What is expected: Give the entries again exactly as they appear, but without the images.

Supplied material:

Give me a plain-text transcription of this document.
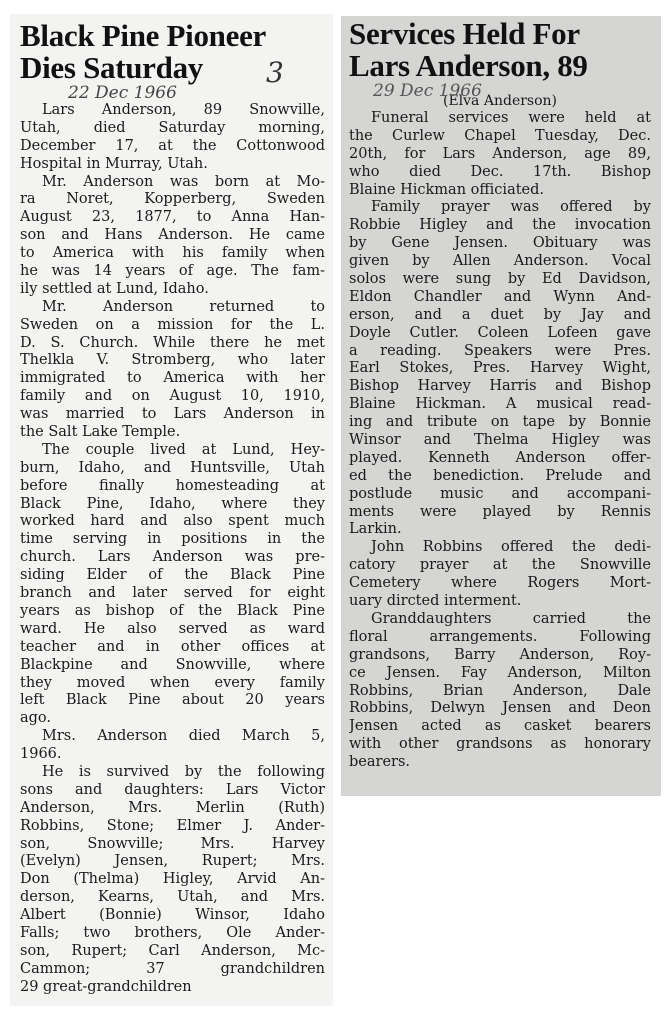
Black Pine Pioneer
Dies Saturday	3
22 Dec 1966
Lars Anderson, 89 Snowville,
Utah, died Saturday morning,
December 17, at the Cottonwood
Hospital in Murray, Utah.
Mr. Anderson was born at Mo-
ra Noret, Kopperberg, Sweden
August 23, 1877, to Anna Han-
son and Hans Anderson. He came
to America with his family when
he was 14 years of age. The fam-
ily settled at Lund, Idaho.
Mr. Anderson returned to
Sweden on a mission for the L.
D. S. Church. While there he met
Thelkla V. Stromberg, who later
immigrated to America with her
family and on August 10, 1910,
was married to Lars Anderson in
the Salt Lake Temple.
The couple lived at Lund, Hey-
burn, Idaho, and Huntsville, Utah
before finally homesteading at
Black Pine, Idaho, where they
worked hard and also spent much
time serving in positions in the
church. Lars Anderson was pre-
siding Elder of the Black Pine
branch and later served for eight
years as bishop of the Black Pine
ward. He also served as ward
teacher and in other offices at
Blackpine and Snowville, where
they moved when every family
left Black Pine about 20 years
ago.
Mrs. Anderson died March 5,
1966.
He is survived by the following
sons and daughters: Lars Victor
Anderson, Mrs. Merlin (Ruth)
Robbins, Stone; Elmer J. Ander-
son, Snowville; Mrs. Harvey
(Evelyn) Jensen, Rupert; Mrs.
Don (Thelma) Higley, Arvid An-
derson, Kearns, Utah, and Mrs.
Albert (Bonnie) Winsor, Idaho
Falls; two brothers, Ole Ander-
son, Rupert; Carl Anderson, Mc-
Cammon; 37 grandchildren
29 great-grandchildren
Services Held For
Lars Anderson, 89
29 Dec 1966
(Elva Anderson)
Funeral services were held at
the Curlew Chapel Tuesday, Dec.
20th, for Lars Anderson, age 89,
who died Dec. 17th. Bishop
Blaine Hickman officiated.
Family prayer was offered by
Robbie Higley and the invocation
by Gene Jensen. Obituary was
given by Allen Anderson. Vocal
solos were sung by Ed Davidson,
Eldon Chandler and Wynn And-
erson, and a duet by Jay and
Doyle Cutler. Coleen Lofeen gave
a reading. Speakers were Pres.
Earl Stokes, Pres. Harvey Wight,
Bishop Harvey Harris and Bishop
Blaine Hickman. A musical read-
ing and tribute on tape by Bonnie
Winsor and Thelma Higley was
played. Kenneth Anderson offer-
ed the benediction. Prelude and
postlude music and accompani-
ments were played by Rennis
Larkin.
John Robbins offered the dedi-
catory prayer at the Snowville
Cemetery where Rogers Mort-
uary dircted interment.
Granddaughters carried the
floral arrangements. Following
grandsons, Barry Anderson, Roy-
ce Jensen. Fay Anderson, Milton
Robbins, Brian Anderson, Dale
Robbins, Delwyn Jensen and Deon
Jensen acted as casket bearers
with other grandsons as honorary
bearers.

Task output:
Give me a plain-text transcription of this document.
Black Pine Pioneer
Dies Saturday	3
22 Dec 1966
Lars Anderson, 89 Snowville,
Utah, died Saturday morning,
December 17, at the Cottonwood
Hospital in Murray, Utah.
Mr. Anderson was born at Mo-
ra Noret, Kopperberg, Sweden
August 23, 1877, to Anna Han-
son and Hans Anderson. He came
to America with his family when
he was 14 years of age. The fam-
ily settled at Lund, Idaho.
Mr. Anderson returned to
Sweden on a mission for the L.
D. S. Church. While there he met
Thelkla V. Stromberg, who later
immigrated to America with her
family and on August 10, 1910,
was married to Lars Anderson in
the Salt Lake Temple.
The couple lived at Lund, Hey-
burn, Idaho, and Huntsville, Utah
before finally homesteading at
Black Pine, Idaho, where they
worked hard and also spent much
time serving in positions in the
church. Lars Anderson was pre-
siding Elder of the Black Pine
branch and later served for eight
years as bishop of the Black Pine
ward. He also served as ward
teacher and in other offices at
Blackpine and Snowville, where
they moved when every family
left Black Pine about 20 years
ago.
Mrs. Anderson died March 5,
1966.
He is survived by the following
sons and daughters: Lars Victor
Anderson, Mrs. Merlin (Ruth)
Robbins, Stone; Elmer J. Ander-
son, Snowville; Mrs. Harvey
(Evelyn) Jensen, Rupert; Mrs.
Don (Thelma) Higley, Arvid An-
derson, Kearns, Utah, and Mrs.
Albert (Bonnie) Winsor, Idaho
Falls; two brothers, Ole Ander-
son, Rupert; Carl Anderson, Mc-
Cammon; 37 grandchildren
29 great-grandchildren
Services Held For
Lars Anderson, 89
29 Dec 1966
(Elva Anderson)
Funeral services were held at
the Curlew Chapel Tuesday, Dec.
20th, for Lars Anderson, age 89,
who died Dec. 17th. Bishop
Blaine Hickman officiated.
Family prayer was offered by
Robbie Higley and the invocation
by Gene Jensen. Obituary was
given by Allen Anderson. Vocal
solos were sung by Ed Davidson,
Eldon Chandler and Wynn And-
erson, and a duet by Jay and
Doyle Cutler. Coleen Lofeen gave
a reading. Speakers were Pres.
Earl Stokes, Pres. Harvey Wight,
Bishop Harvey Harris and Bishop
Blaine Hickman. A musical read-
ing and tribute on tape by Bonnie
Winsor and Thelma Higley was
played. Kenneth Anderson offer-
ed the benediction. Prelude and
postlude music and accompani-
ments were played by Rennis
Larkin.
John Robbins offered the dedi-
catory prayer at the Snowville
Cemetery where Rogers Mort-
uary dircted interment.
Granddaughters carried the
floral arrangements. Following
grandsons, Barry Anderson, Roy-
ce Jensen. Fay Anderson, Milton
Robbins, Brian Anderson, Dale
Robbins, Delwyn Jensen and Deon
Jensen acted as casket bearers
with other grandsons as honorary
bearers.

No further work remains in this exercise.